WRITTEN INSTRUCTION: Pictures do not belong in the copy; restate the records below word for word.

INFORMATION SUPPLIED:

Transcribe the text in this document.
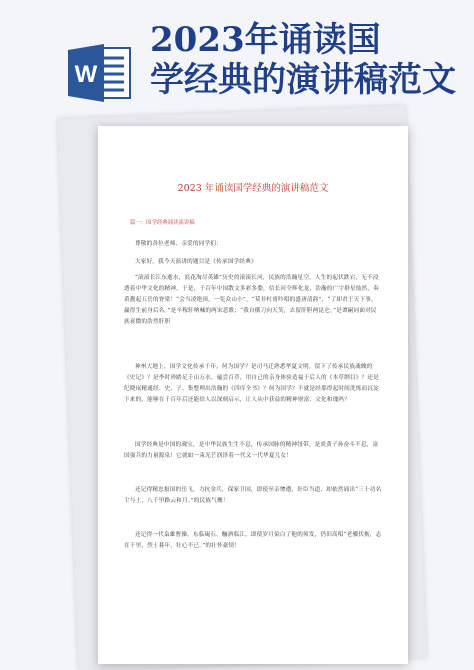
W
2023年诵读国
学经典的演讲稿范文
2023 年诵读国学经典的演讲稿范文
篇一：国学经典诵读演讲稿

尊敬的各位老师、亲爱的同学们：

大家好。我今天演讲的题目是《传承国学经典》

“滚滚长江东逝水，浪花淘尽英雄”历史的滚滚长河，民族的浩瀚星空，人生的起伏跌宕，无不浸透着中华文化的精神。于是，千百年中国散文多彩多姿，信长河全辉化龙，浩瀚的广宇群星灿然，奏黄靓起五岳的脊梁！“会当凌绝顶，一览众山小”，“莫非杜甫吟唱的盛唐清韵”，“了却君王天下事，赢得生前身后名。”是辛稼轩呐喊的两宋悲歌；“我自横刀向天笑，去留肝胆两昆仑。”是谭嗣同面对民族衰微的浩然肝胆

神州大地上，国学文化传承千年。何为国学？是司马迁熟悉华夏文明，留下了传承民族魂魄的《史记》？是李时珍踏足千山万水，遍尝百草，用自己的亲身体验造福于后人的《本草纲目》？还是纪晓岚精通经、史、子、集整理出浩瀚的《四库全书》？何为国学？不就是经那得起时间洗炼而沉淀下来的，能够在千百年后还能给人以深刻启示，让人从中获益的精神财富、文化和瑰吗？

国学经典是中国的魂宝，是中华民族生生不息，传承国脉的精神纽带，是炎黄子孙奋斗不息，富国强兵的力量源泉！它就如一束光芒润泽着一代又一代华夏儿女！

还记得精忠报国的岳飞，力抗金兵，保家卫国，即使至亲惨遭，奸臣当道，却依然诵出“三十功名尘与土，八千里路云和月。”的民族气概！

还记得一代枭雄曹操，东临碣石，酾酒临江，即使岁月染白了他的须发，仍旧高唱“老骥伏枥，志在千里，烈士暮年，壮心不已。”的壮怀豪情！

RESPONSE:
Transcribe the text in this document.
W
2023年诵读国
学经典的演讲稿范文
2023 年诵读国学经典的演讲稿范文
篇一：国学经典诵读演讲稿

尊敬的各位老师、亲爱的同学们：

大家好。我今天演讲的题目是《传承国学经典》

“滚滚长江东逝水，浪花淘尽英雄”历史的滚滚长河，民族的浩瀚星空，人生的起伏跌宕，无不浸透着中华文化的精神。于是，千百年中国散文多彩多姿，信长河全辉化龙，浩瀚的广宇群星灿然，奏黄靓起五岳的脊梁！“会当凌绝顶，一览众山小”，“莫非杜甫吟唱的盛唐清韵”，“了却君王天下事，赢得生前身后名。”是辛稼轩呐喊的两宋悲歌；“我自横刀向天笑，去留肝胆两昆仑。”是谭嗣同面对民族衰微的浩然肝胆

神州大地上，国学文化传承千年。何为国学？是司马迁熟悉华夏文明，留下了传承民族魂魄的《史记》？是李时珍踏足千山万水，遍尝百草，用自己的亲身体验造福于后人的《本草纲目》？还是纪晓岚精通经、史、子、集整理出浩瀚的《四库全书》？何为国学？不就是经那得起时间洗炼而沉淀下来的，能够在千百年后还能给人以深刻启示，让人从中获益的精神财富、文化和瑰吗？

国学经典是中国的魂宝，是中华民族生生不息，传承国脉的精神纽带，是炎黄子孙奋斗不息，富国强兵的力量源泉！它就如一束光芒润泽着一代又一代华夏儿女！

还记得精忠报国的岳飞，力抗金兵，保家卫国，即使至亲惨遭，奸臣当道，却依然诵出“三十功名尘与土，八千里路云和月。”的民族气概！

还记得一代枭雄曹操，东临碣石，酾酒临江，即使岁月染白了他的须发，仍旧高唱“老骥伏枥，志在千里，烈士暮年，壮心不已。”的壮怀豪情！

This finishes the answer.